▶ _Task statement_:
Copy out the listing that follows, exact in every word, and skip the images.

─── Provided data

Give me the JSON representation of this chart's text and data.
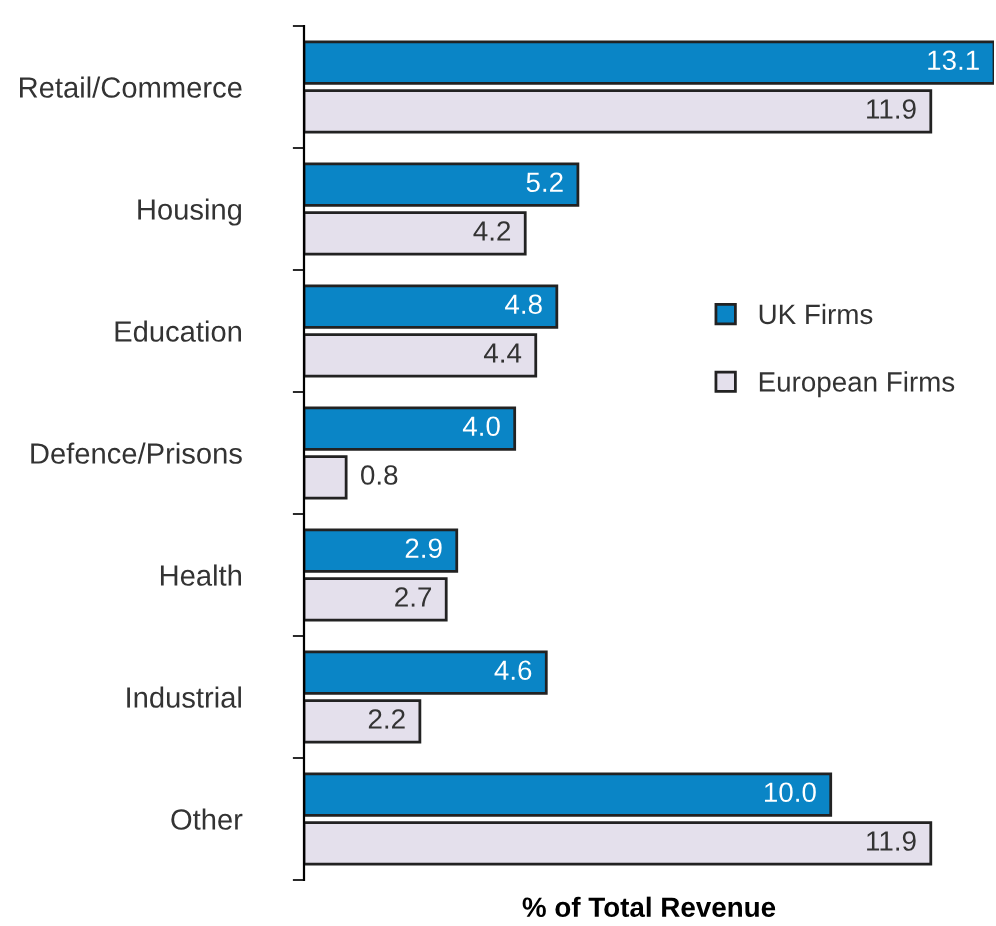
{
  "chart_data": {
    "type": "bar",
    "orientation": "horizontal",
    "xlabel": "% of Total Revenue",
    "categories": [
      "Retail/Commerce",
      "Housing",
      "Education",
      "Defence/Prisons",
      "Health",
      "Industrial",
      "Other"
    ],
    "series": [
      {
        "name": "UK Firms",
        "color": "#0a85c6",
        "values": [
          13.1,
          5.2,
          4.8,
          4.0,
          2.9,
          4.6,
          10.0
        ],
        "value_labels": [
          "13.1",
          "5.2",
          "4.8",
          "4.0",
          "2.9",
          "4.6",
          "10.0"
        ]
      },
      {
        "name": "European Firms",
        "color": "#e4e0ec",
        "values": [
          11.9,
          4.2,
          4.4,
          0.8,
          2.7,
          2.2,
          11.9
        ],
        "value_labels": [
          "11.9",
          "4.2",
          "4.4",
          "0.8",
          "2.7",
          "2.2",
          "11.9"
        ]
      }
    ],
    "legend": "right",
    "tick_labels": "y"
  }
}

──────

▶ _Exercise response_:
Give me the JSON representation of this chart's text and data.
{
  "chart_data": {
    "type": "bar",
    "orientation": "horizontal",
    "xlabel": "% of Total Revenue",
    "categories": [
      "Retail/Commerce",
      "Housing",
      "Education",
      "Defence/Prisons",
      "Health",
      "Industrial",
      "Other"
    ],
    "series": [
      {
        "name": "UK Firms",
        "color": "#0a85c6",
        "values": [
          13.1,
          5.2,
          4.8,
          4.0,
          2.9,
          4.6,
          10.0
        ],
        "value_labels": [
          "13.1",
          "5.2",
          "4.8",
          "4.0",
          "2.9",
          "4.6",
          "10.0"
        ]
      },
      {
        "name": "European Firms",
        "color": "#e4e0ec",
        "values": [
          11.9,
          4.2,
          4.4,
          0.8,
          2.7,
          2.2,
          11.9
        ],
        "value_labels": [
          "11.9",
          "4.2",
          "4.4",
          "0.8",
          "2.7",
          "2.2",
          "11.9"
        ]
      }
    ],
    "legend": "right",
    "tick_labels": "y"
  }
}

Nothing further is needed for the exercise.